Saved data entries
★ ★ ★ ★
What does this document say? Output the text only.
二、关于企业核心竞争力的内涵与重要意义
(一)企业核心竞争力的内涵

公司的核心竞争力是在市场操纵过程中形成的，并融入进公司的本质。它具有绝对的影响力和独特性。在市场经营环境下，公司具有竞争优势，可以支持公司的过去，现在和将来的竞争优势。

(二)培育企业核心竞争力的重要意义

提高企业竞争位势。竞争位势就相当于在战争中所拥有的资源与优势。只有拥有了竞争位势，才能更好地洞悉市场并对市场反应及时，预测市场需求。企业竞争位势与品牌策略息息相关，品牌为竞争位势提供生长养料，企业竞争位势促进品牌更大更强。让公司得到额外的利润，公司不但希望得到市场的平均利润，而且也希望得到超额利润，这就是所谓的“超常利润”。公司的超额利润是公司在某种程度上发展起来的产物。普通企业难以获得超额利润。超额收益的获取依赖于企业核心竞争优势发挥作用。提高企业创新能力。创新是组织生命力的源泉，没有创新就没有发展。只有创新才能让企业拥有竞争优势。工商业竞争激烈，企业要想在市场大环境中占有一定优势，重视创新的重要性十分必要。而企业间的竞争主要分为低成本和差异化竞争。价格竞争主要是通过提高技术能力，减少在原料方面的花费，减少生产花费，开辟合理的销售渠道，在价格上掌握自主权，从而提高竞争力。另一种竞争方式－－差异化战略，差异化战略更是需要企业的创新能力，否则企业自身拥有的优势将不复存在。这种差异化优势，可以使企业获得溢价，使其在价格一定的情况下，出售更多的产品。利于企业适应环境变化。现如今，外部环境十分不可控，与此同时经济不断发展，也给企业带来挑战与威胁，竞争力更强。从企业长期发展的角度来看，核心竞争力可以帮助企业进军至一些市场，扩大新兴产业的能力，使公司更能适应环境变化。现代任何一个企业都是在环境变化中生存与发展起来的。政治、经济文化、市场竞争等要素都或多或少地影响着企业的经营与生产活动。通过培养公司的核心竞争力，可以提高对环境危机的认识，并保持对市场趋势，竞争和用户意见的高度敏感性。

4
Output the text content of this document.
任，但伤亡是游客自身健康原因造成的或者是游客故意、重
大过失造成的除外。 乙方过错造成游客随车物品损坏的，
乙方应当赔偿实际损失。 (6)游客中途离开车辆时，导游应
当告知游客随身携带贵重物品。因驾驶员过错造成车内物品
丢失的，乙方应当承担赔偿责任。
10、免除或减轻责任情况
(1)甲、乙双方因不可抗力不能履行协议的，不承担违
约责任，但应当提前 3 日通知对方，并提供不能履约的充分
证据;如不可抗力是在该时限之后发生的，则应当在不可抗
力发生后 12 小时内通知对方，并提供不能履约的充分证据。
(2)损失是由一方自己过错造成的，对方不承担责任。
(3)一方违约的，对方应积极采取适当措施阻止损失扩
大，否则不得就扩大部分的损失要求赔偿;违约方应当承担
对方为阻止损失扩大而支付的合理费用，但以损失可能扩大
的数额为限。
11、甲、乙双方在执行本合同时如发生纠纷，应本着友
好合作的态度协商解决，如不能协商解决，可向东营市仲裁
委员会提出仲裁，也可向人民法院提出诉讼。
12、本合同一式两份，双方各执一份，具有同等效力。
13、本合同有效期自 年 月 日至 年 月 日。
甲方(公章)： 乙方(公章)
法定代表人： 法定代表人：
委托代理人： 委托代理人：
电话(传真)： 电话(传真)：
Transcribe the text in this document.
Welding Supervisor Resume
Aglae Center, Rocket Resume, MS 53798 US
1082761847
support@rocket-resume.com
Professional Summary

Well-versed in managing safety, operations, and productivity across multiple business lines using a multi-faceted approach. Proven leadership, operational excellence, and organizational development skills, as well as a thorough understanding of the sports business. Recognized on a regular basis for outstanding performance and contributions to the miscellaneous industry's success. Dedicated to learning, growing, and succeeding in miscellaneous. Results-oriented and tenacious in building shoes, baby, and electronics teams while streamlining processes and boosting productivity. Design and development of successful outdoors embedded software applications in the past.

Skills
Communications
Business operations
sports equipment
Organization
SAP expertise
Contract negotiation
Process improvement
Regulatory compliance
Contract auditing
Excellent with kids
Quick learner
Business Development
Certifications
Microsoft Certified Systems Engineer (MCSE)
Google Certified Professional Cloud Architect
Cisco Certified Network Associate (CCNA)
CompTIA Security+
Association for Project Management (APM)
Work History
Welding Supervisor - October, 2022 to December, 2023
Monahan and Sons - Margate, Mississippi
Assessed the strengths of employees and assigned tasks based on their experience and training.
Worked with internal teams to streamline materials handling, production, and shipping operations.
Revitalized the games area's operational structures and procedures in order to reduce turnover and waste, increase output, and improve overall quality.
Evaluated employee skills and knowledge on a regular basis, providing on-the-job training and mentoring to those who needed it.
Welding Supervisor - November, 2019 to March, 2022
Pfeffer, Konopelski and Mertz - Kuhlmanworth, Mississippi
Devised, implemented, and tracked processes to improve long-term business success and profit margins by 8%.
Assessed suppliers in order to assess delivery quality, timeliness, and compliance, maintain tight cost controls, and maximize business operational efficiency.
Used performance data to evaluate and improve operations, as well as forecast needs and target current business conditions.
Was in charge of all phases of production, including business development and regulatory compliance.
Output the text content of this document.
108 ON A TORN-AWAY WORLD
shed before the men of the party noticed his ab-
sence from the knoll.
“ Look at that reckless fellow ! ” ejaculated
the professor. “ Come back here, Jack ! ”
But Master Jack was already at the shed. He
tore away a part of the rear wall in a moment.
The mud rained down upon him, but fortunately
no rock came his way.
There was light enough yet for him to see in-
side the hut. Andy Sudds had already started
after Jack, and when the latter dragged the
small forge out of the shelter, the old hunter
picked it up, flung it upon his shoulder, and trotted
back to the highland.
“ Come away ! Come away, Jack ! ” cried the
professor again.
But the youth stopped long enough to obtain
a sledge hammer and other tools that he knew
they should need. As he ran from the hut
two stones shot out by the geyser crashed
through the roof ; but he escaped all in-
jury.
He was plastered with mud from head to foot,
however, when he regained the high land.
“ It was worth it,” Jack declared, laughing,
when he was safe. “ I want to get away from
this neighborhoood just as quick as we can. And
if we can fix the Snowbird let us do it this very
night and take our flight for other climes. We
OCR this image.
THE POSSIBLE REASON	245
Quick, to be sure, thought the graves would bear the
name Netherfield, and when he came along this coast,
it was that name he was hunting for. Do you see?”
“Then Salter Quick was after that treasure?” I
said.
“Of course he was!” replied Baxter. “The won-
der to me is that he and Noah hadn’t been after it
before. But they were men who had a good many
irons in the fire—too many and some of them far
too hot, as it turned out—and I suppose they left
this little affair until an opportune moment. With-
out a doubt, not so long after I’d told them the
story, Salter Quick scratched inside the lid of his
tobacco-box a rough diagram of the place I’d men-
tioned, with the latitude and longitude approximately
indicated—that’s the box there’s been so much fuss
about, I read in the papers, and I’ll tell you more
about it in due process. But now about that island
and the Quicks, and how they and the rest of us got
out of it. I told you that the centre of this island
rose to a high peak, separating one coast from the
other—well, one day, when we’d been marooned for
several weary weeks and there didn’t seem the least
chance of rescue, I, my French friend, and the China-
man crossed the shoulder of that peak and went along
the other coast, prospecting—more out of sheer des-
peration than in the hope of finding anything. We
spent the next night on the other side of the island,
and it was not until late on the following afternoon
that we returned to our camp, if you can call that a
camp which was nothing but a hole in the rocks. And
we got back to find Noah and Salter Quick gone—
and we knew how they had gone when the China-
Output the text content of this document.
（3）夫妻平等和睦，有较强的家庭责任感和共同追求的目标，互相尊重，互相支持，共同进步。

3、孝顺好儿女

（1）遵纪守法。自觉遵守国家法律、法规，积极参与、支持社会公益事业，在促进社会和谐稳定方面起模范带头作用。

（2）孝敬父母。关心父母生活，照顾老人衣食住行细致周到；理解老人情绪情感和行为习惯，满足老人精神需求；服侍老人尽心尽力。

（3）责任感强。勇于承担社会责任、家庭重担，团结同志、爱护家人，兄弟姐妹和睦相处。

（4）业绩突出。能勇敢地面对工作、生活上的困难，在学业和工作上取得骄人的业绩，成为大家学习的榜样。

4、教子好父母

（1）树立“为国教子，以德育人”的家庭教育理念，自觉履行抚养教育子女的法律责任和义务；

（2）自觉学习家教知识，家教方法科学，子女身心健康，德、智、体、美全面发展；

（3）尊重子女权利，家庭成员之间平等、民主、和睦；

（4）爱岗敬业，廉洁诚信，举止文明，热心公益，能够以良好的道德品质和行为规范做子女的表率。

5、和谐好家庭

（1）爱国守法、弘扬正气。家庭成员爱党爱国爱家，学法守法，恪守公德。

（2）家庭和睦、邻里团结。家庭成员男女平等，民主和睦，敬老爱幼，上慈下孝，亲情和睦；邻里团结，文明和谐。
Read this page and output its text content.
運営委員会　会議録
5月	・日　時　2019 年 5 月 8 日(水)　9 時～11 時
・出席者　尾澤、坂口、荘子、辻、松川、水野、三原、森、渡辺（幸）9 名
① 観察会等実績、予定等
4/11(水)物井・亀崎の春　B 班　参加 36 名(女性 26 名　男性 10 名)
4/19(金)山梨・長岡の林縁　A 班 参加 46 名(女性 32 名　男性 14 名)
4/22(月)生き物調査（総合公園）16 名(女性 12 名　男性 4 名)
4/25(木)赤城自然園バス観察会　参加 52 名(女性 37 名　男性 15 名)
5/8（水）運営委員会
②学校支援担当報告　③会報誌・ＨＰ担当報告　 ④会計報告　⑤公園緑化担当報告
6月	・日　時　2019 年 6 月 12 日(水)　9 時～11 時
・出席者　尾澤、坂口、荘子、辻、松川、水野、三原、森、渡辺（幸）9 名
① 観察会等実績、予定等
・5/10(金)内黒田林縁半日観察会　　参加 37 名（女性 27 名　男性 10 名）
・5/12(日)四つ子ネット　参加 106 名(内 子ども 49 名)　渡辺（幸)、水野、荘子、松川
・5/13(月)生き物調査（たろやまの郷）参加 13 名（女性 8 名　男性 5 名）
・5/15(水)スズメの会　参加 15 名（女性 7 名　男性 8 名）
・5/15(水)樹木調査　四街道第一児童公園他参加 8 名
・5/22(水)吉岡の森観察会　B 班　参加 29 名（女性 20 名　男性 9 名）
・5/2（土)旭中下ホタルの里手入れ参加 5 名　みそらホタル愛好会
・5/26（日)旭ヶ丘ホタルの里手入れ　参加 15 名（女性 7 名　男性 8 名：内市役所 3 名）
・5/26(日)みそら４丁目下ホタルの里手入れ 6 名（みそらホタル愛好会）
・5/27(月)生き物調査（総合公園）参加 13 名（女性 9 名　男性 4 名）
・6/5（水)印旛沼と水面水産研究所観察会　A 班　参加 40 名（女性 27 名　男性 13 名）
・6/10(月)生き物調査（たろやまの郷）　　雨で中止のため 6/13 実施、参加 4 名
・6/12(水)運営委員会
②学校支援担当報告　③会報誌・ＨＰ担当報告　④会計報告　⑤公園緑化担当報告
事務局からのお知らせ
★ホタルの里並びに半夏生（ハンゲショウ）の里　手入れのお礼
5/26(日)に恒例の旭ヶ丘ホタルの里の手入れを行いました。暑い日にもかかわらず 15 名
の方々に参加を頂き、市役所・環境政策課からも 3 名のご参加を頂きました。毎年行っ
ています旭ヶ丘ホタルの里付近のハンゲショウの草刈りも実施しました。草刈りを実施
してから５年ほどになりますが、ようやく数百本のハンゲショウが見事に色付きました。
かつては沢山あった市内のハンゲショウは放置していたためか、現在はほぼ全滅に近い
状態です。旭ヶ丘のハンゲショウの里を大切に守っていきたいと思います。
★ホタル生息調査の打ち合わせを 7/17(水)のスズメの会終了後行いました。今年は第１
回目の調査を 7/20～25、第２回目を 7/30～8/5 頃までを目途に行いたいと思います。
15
★ ★ ★ ★
To be done: Report how many lines of the listing hold the word "been", with nothing but the number.

Answer to the task: 3